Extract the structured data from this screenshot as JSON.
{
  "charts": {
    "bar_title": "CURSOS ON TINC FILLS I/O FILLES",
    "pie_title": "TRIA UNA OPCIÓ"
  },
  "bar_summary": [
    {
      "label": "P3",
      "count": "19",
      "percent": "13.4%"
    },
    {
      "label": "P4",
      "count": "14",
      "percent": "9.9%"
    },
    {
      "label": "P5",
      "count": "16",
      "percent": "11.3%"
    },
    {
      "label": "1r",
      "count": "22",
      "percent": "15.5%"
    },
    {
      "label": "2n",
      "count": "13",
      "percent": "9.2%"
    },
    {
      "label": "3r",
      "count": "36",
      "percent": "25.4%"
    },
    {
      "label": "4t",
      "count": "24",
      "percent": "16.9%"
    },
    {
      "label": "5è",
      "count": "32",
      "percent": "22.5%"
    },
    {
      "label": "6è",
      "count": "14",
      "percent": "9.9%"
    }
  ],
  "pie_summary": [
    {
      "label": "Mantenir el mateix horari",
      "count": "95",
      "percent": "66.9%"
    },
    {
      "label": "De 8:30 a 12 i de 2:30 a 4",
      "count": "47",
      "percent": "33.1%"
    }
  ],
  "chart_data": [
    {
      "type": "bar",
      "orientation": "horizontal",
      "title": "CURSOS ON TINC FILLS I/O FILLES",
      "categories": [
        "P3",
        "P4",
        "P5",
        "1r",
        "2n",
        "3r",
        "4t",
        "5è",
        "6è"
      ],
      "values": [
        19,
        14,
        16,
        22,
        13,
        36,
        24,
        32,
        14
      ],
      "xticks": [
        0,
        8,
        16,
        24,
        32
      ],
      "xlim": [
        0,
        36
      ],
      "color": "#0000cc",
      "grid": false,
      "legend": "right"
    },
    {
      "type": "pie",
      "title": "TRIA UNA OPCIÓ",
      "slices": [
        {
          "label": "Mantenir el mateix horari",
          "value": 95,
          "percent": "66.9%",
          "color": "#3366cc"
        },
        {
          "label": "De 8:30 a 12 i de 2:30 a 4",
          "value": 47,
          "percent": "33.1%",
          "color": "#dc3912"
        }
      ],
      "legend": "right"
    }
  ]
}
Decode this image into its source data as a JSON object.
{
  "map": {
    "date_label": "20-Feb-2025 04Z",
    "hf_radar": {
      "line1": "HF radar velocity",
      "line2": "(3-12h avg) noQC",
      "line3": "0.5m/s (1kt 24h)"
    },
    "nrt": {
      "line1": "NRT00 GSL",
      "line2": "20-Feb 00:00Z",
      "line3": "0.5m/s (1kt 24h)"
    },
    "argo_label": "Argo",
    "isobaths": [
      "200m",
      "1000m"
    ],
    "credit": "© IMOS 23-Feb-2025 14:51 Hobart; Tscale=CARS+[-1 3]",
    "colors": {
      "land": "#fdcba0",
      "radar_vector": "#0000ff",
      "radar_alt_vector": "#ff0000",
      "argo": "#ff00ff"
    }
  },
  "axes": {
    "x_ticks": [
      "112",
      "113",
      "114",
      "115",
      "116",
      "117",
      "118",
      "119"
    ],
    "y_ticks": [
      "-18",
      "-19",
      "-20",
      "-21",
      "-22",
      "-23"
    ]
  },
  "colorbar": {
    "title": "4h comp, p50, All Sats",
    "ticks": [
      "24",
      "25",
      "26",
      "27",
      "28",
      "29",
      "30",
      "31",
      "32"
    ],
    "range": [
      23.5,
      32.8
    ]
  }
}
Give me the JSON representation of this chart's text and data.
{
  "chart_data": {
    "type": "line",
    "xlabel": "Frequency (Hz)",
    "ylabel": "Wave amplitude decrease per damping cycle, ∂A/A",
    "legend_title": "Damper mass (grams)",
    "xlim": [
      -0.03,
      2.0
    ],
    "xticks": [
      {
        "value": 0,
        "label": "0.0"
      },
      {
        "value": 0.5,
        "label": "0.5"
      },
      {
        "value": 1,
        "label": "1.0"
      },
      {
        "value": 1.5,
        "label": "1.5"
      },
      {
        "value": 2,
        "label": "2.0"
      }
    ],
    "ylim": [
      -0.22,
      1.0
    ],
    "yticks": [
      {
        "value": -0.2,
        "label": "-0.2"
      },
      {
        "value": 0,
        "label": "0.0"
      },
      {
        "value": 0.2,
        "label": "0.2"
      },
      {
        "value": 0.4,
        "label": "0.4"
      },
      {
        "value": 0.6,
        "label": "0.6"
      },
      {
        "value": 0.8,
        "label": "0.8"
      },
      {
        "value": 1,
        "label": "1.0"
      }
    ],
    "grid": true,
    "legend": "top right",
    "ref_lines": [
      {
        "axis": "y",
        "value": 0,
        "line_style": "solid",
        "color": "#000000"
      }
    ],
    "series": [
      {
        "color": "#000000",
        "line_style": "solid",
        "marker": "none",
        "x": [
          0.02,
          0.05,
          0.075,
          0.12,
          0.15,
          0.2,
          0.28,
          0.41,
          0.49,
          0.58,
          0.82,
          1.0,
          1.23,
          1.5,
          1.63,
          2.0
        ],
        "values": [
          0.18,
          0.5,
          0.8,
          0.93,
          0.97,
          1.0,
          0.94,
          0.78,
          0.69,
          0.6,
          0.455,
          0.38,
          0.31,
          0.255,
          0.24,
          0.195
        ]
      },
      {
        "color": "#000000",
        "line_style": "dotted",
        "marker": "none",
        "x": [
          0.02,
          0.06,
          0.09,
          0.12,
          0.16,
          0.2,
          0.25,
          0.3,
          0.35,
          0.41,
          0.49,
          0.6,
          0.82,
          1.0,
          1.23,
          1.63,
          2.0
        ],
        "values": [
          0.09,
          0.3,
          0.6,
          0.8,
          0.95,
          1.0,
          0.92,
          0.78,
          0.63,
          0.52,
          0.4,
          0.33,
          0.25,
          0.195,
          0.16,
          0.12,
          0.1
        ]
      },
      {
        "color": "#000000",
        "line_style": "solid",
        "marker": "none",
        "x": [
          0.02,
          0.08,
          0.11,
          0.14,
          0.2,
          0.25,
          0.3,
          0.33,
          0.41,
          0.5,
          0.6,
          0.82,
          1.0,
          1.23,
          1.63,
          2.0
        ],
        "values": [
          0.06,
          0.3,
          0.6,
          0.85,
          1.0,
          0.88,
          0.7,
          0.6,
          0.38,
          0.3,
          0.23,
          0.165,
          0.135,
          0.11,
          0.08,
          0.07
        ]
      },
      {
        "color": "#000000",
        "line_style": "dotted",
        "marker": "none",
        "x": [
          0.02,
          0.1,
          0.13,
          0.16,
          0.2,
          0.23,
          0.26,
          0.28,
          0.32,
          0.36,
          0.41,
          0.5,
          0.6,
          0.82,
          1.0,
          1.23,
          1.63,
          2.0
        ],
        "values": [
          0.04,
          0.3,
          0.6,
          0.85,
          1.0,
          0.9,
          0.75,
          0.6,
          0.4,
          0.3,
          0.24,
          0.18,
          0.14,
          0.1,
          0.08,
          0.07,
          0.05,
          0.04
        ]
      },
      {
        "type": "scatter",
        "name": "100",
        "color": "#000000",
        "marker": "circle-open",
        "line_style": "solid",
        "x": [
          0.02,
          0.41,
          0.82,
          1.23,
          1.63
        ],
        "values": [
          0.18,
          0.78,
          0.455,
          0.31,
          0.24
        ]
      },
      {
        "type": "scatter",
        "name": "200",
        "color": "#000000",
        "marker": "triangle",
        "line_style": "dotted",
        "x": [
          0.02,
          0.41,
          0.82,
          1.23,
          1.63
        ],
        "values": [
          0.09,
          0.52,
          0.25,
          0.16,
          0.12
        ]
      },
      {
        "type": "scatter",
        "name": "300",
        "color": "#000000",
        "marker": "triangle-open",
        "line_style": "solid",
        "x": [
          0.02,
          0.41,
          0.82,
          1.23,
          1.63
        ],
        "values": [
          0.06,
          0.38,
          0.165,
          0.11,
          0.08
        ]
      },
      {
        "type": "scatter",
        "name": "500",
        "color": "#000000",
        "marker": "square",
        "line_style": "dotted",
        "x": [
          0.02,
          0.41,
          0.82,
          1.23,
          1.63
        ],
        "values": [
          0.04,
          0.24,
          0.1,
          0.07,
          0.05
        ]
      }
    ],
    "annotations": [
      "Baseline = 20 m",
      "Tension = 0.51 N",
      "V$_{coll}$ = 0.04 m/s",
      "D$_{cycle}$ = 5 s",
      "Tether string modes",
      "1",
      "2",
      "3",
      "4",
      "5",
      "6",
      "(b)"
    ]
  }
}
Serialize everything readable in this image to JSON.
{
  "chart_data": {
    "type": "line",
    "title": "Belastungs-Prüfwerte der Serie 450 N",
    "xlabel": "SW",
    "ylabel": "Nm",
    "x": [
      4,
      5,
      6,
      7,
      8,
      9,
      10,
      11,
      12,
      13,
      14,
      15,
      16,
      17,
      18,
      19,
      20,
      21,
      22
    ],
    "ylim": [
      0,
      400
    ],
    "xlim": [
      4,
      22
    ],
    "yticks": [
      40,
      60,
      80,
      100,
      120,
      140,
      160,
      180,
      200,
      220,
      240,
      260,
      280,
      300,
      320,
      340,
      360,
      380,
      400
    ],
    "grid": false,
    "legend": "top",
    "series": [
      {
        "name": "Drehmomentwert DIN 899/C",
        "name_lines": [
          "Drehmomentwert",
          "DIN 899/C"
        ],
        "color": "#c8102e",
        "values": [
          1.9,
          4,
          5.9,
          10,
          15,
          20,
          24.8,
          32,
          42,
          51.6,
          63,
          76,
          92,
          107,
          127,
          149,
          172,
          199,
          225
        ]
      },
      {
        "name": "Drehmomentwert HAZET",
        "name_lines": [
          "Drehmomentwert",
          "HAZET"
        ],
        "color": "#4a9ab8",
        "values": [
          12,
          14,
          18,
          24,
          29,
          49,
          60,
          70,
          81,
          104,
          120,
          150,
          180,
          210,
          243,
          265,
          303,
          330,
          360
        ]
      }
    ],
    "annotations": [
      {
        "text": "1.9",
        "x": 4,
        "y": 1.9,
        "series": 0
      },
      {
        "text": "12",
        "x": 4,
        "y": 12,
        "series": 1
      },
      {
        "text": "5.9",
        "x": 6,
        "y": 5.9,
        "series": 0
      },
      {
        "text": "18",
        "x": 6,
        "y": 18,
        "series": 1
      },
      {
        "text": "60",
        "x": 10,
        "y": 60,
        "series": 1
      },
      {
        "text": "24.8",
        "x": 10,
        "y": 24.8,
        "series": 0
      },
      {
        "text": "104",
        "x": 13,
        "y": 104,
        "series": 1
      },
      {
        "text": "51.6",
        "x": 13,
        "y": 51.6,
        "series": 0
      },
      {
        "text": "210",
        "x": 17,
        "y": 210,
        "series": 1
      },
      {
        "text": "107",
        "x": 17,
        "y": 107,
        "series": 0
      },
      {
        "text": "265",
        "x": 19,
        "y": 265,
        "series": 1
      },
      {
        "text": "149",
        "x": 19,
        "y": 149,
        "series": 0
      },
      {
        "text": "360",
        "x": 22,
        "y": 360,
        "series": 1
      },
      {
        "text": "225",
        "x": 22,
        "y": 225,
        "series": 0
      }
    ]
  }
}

################

Collect each line holding the string "Mantenir".

      "label": "Mantenir el mateix horari",
          "label": "Mantenir el mateix horari",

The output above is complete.